EXERCISE TASK: Write out the material again exactly, please, and omit the pictures.

Saved entries:
################

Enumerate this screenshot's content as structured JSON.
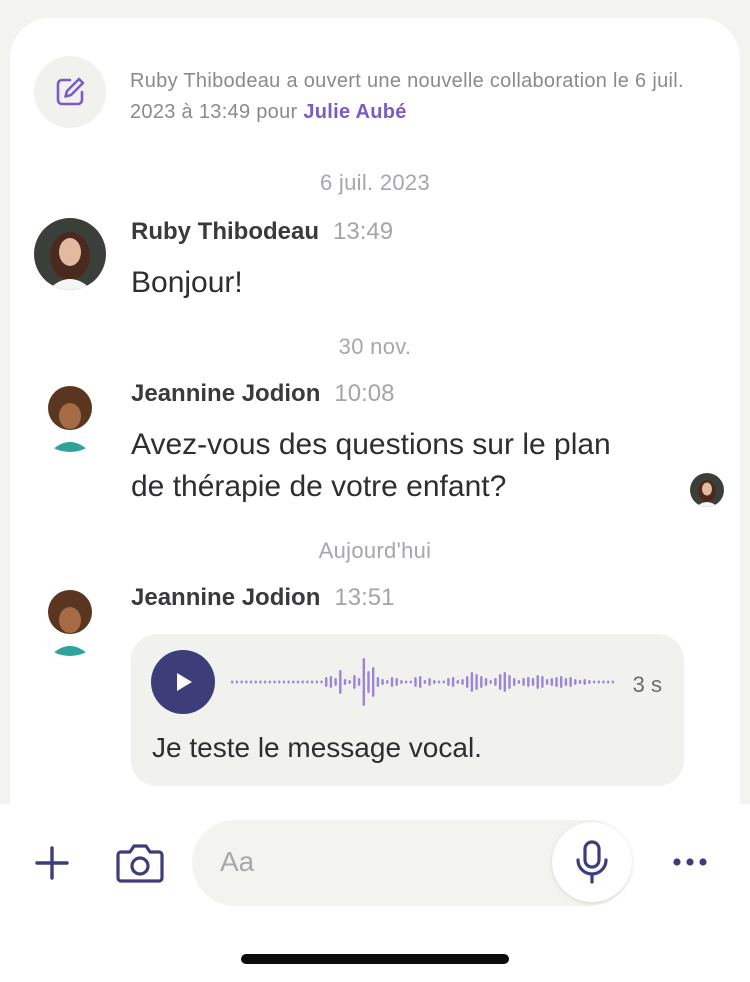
{
  "event": {
    "text": "Ruby Thibodeau a ouvert une nouvelle collaboration le 6 juil. 2023 à 13:49 pour",
    "link": "Julie Aubé",
    "icon": "edit-note-icon"
  },
  "messages": [
    {
      "date_separator": "6 juil. 2023",
      "author": "Ruby Thibodeau",
      "time": "13:49",
      "text": "Bonjour!"
    },
    {
      "date_separator": "30 nov.",
      "author": "Jeannine Jodion",
      "time": "10:08",
      "text_line1": "Avez-vous des questions sur le plan",
      "text_line2": "de thérapie de votre enfant?"
    },
    {
      "date_separator": "Aujourd'hui",
      "author": "Jeannine Jodion",
      "time": "13:51",
      "voice_duration": "3 s",
      "transcript": "Je teste le message vocal."
    }
  ],
  "composer": {
    "placeholder": "Aa",
    "icons": [
      "plus-icon",
      "camera-icon",
      "microphone-icon",
      "more-icon"
    ]
  },
  "colors": {
    "accent_purple": "#7b5cc4",
    "play_button": "#3d3d7a",
    "waveform": "#9b86d3",
    "icon_navy": "#3d3d7a"
  }
}
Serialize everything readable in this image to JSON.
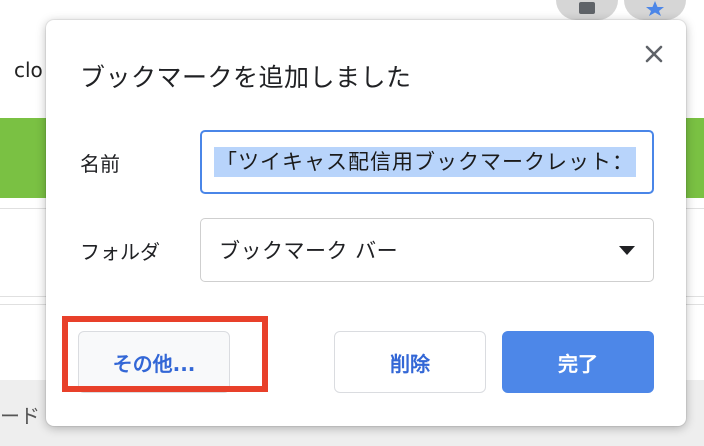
{
  "background": {
    "left_text": "clo",
    "bottom_text": "ード",
    "accent_green": "#7ac143"
  },
  "toolbar_icons": [
    "profile-icon",
    "star-icon"
  ],
  "dialog": {
    "title": "ブックマークを追加しました",
    "close_icon": "close-icon",
    "name_label": "名前",
    "name_value": "「ツイキャス配信用ブックマークレット：",
    "folder_label": "フォルダ",
    "folder_value": "ブックマーク バー",
    "buttons": {
      "more": "その他...",
      "delete": "削除",
      "done": "完了"
    },
    "colors": {
      "primary": "#4d87e8",
      "link": "#3367d6",
      "highlight_box": "#e8402a"
    }
  }
}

################

ANSWER BELOW:
Enumerate this screenshot's content as structured JSON.
{
  "event": {
    "text": "Ruby Thibodeau a ouvert une nouvelle collaboration le 6 juil. 2023 à 13:49 pour",
    "link": "Julie Aubé",
    "icon": "edit-note-icon"
  },
  "messages": [
    {
      "date_separator": "6 juil. 2023",
      "author": "Ruby Thibodeau",
      "time": "13:49",
      "text": "Bonjour!"
    },
    {
      "date_separator": "30 nov.",
      "author": "Jeannine Jodion",
      "time": "10:08",
      "text_line1": "Avez-vous des questions sur le plan",
      "text_line2": "de thérapie de votre enfant?"
    },
    {
      "date_separator": "Aujourd'hui",
      "author": "Jeannine Jodion",
      "time": "13:51",
      "voice_duration": "3 s",
      "transcript": "Je teste le message vocal."
    }
  ],
  "composer": {
    "placeholder": "Aa",
    "icons": [
      "plus-icon",
      "camera-icon",
      "microphone-icon",
      "more-icon"
    ]
  },
  "colors": {
    "accent_purple": "#7b5cc4",
    "play_button": "#3d3d7a",
    "waveform": "#9b86d3",
    "icon_navy": "#3d3d7a"
  }
}
Serialize everything readable in this image to JSON.
{
  "background": {
    "left_text": "clo",
    "bottom_text": "ード",
    "accent_green": "#7ac143"
  },
  "toolbar_icons": [
    "profile-icon",
    "star-icon"
  ],
  "dialog": {
    "title": "ブックマークを追加しました",
    "close_icon": "close-icon",
    "name_label": "名前",
    "name_value": "「ツイキャス配信用ブックマークレット：",
    "folder_label": "フォルダ",
    "folder_value": "ブックマーク バー",
    "buttons": {
      "more": "その他...",
      "delete": "削除",
      "done": "完了"
    },
    "colors": {
      "primary": "#4d87e8",
      "link": "#3367d6",
      "highlight_box": "#e8402a"
    }
  }
}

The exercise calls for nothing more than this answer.